Instructions to follow:
Work out how many lines in the entries below include the word "Length". Give nothing but the number.

#####

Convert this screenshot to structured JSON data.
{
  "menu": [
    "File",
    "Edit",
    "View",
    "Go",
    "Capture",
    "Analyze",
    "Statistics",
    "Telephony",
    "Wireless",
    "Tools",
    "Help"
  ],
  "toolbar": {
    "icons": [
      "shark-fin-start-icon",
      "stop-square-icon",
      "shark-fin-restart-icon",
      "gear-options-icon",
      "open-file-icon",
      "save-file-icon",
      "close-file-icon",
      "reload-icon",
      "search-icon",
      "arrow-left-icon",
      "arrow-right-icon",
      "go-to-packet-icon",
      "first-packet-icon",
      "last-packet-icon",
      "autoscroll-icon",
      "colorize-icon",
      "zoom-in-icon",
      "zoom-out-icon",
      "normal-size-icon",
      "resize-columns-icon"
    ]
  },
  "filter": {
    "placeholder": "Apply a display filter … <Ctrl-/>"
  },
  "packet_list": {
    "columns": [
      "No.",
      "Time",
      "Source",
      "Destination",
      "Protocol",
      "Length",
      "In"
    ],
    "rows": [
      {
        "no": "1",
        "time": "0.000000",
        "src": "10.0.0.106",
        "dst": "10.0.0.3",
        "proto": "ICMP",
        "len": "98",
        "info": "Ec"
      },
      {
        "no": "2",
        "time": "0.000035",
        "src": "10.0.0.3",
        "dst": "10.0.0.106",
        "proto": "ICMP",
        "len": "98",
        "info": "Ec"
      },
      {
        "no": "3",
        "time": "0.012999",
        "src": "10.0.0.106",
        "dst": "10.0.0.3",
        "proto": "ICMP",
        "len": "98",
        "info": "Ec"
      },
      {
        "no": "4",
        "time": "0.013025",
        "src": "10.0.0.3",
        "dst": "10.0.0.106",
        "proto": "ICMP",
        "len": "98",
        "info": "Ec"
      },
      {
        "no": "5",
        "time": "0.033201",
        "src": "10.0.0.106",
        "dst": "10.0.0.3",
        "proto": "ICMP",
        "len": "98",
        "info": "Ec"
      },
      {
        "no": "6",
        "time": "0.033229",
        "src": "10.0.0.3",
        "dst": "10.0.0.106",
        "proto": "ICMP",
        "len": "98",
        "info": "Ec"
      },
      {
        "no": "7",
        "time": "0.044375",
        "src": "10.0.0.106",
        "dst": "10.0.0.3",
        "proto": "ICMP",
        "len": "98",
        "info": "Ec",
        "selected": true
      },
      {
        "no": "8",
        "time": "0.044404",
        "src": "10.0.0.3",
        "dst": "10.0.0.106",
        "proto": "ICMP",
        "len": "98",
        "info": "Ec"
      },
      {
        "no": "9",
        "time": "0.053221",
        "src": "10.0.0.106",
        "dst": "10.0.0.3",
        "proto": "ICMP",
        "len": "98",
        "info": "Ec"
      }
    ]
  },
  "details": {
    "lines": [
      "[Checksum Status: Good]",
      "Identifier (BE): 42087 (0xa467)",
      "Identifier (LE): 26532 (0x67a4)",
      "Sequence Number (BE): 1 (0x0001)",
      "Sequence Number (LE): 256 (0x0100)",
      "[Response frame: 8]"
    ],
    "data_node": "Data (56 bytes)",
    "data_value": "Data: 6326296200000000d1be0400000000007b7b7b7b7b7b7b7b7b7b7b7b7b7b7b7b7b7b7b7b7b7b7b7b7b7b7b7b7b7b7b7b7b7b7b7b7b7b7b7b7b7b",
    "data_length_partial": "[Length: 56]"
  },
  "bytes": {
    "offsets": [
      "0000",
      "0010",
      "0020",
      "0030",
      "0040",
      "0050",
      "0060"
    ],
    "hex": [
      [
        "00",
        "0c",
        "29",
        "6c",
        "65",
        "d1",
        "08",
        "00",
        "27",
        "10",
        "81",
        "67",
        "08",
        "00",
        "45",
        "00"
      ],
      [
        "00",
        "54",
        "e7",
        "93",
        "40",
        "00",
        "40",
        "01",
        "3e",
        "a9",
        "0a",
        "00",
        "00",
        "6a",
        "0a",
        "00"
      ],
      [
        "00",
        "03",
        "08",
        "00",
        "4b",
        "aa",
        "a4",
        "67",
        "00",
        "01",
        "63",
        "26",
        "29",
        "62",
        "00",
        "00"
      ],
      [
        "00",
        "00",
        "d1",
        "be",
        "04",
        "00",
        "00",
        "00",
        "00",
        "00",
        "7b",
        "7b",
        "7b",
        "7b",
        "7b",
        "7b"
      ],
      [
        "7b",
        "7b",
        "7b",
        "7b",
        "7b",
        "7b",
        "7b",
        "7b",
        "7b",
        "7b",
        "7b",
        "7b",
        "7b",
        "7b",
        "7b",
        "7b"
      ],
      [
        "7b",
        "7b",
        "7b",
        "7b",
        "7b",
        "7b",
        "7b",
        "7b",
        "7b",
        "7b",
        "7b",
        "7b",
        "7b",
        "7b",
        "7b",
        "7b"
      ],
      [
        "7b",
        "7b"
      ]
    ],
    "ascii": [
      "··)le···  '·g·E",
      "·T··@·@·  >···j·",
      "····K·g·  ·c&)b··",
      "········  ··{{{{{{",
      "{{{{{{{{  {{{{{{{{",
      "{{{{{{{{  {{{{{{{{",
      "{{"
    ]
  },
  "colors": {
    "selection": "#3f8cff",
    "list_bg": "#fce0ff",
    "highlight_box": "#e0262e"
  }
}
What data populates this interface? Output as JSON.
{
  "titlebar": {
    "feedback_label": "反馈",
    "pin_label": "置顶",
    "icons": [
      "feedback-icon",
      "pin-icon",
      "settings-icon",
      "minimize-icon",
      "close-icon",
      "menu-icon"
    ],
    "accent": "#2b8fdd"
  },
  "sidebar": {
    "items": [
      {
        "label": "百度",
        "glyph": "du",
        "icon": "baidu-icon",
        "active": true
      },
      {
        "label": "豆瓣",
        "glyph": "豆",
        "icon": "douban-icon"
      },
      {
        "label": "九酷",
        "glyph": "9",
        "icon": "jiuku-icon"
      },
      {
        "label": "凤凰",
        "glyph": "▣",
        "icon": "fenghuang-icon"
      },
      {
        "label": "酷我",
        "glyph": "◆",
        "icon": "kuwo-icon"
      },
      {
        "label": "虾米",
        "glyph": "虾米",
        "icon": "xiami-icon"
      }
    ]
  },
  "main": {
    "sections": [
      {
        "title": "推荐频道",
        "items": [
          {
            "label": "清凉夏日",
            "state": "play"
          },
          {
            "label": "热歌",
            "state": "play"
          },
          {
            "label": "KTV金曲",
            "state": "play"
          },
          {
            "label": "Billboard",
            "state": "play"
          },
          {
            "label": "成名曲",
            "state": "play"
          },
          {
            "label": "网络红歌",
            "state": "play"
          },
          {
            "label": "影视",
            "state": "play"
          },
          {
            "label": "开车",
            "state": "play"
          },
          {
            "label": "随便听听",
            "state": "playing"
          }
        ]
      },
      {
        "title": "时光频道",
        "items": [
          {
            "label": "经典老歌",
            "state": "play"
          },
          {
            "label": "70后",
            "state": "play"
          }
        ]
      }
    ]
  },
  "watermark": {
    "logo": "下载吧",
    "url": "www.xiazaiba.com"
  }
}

#####

Expected output:
2